(Stored dataset items)
>>>

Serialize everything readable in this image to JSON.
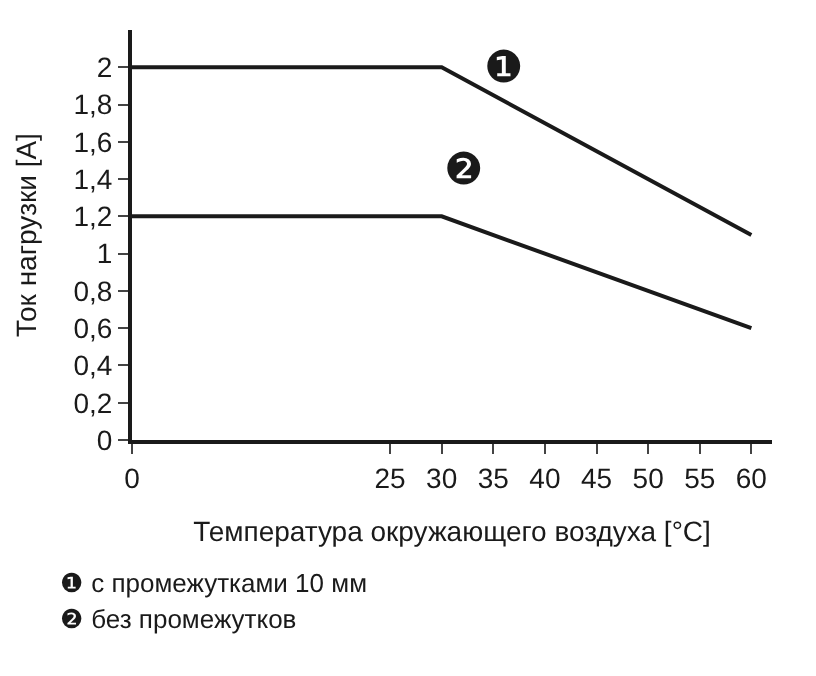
{
  "chart_data": {
    "type": "line",
    "xlabel": "Температура окружающего воздуха [°C]",
    "ylabel": "Ток нагрузки [A]",
    "series": [
      {
        "x": [
          0,
          30,
          60
        ],
        "values": [
          2,
          2,
          1.1
        ],
        "color": "#1a1a1a"
      },
      {
        "x": [
          0,
          30,
          60
        ],
        "values": [
          1.2,
          1.2,
          0.6
        ],
        "color": "#1a1a1a"
      }
    ],
    "xlim": [
      0,
      62
    ],
    "xticks": [
      0,
      25,
      30,
      35,
      40,
      45,
      50,
      55,
      60
    ],
    "ylim": [
      0,
      2.2
    ],
    "yticks": [
      0,
      {
        "value": 0.2,
        "label": "0,2"
      },
      {
        "value": 0.4,
        "label": "0,4"
      },
      {
        "value": 0.6,
        "label": "0,6"
      },
      {
        "value": 0.8,
        "label": "0,8"
      },
      1,
      {
        "value": 1.2,
        "label": "1,2"
      },
      {
        "value": 1.4,
        "label": "1,4"
      },
      {
        "value": 1.6,
        "label": "1,6"
      },
      {
        "value": 1.8,
        "label": "1,8"
      },
      2
    ],
    "legend": false,
    "marker": "none",
    "line_style": "solid",
    "annotations": [
      "❶",
      "❷",
      "❶ с промежутками 10 мм",
      "❷ без промежутков"
    ]
  }
}
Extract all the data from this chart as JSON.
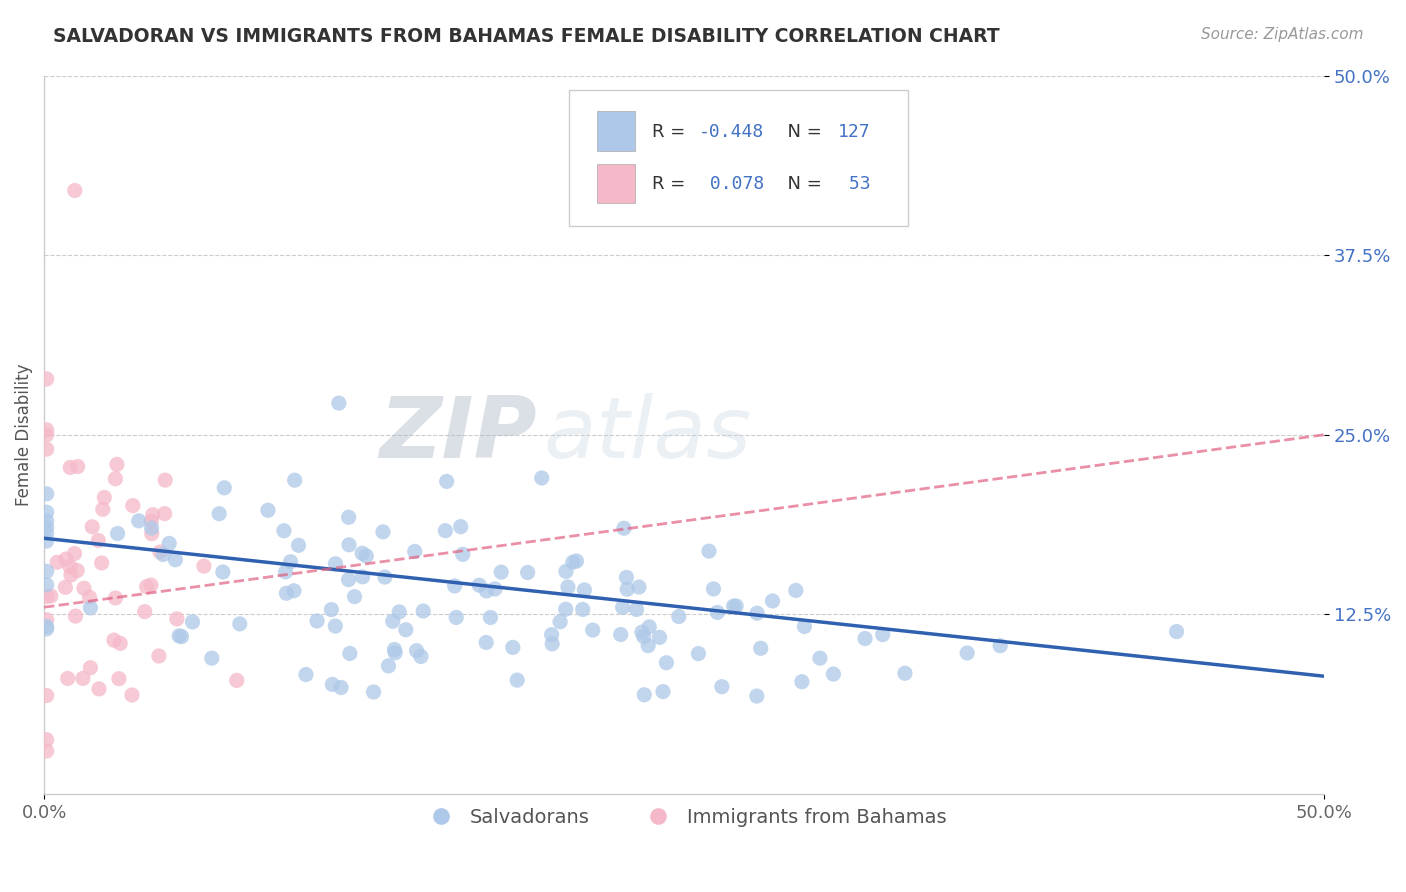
{
  "title": "SALVADORAN VS IMMIGRANTS FROM BAHAMAS FEMALE DISABILITY CORRELATION CHART",
  "source": "Source: ZipAtlas.com",
  "ylabel": "Female Disability",
  "legend_salvadoran": "Salvadorans",
  "legend_bahamas": "Immigrants from Bahamas",
  "r_salvadoran": -0.448,
  "r_bahamas": 0.078,
  "n_salvadoran": 127,
  "n_bahamas": 53,
  "salvadoran_color": "#adc8e8",
  "bahamas_color": "#f5b8c8",
  "salvadoran_line_color": "#3060b0",
  "bahamas_line_color": "#e06080",
  "background_color": "#ffffff",
  "xlim": [
    0.0,
    0.5
  ],
  "ylim": [
    0.0,
    0.5
  ],
  "ytick_labels": [
    "12.5%",
    "25.0%",
    "37.5%",
    "50.0%"
  ],
  "ytick_values": [
    0.125,
    0.25,
    0.375,
    0.5
  ],
  "xtick_labels": [
    "0.0%",
    "50.0%"
  ],
  "xtick_values": [
    0.0,
    0.5
  ],
  "seed": 42
}
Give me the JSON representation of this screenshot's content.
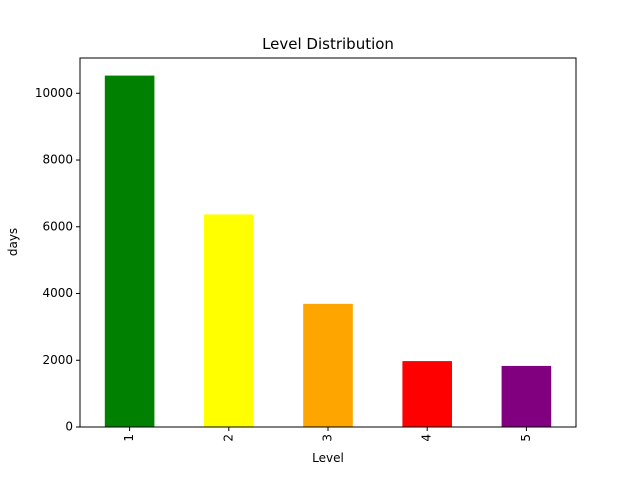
{
  "chart_data": {
    "type": "bar",
    "title": "Level Distribution",
    "xlabel": "Level",
    "ylabel": "days",
    "categories": [
      "1",
      "2",
      "3",
      "4",
      "5"
    ],
    "values": [
      10530,
      6370,
      3690,
      1975,
      1830
    ],
    "colors": [
      "#008000",
      "#ffff00",
      "#ffa500",
      "#ff0000",
      "#800080"
    ],
    "ylim": [
      0,
      11057
    ],
    "yticks": [
      0,
      2000,
      4000,
      6000,
      8000,
      10000
    ],
    "ytick_labels": [
      "0",
      "2000",
      "4000",
      "6000",
      "8000",
      "10000"
    ],
    "xtick_rotation": 90,
    "grid": false,
    "legend": "none"
  }
}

<<<

### Given instruction
Look through the records above and report how many lines hold the word "Level", giving only the number.

### Solution
2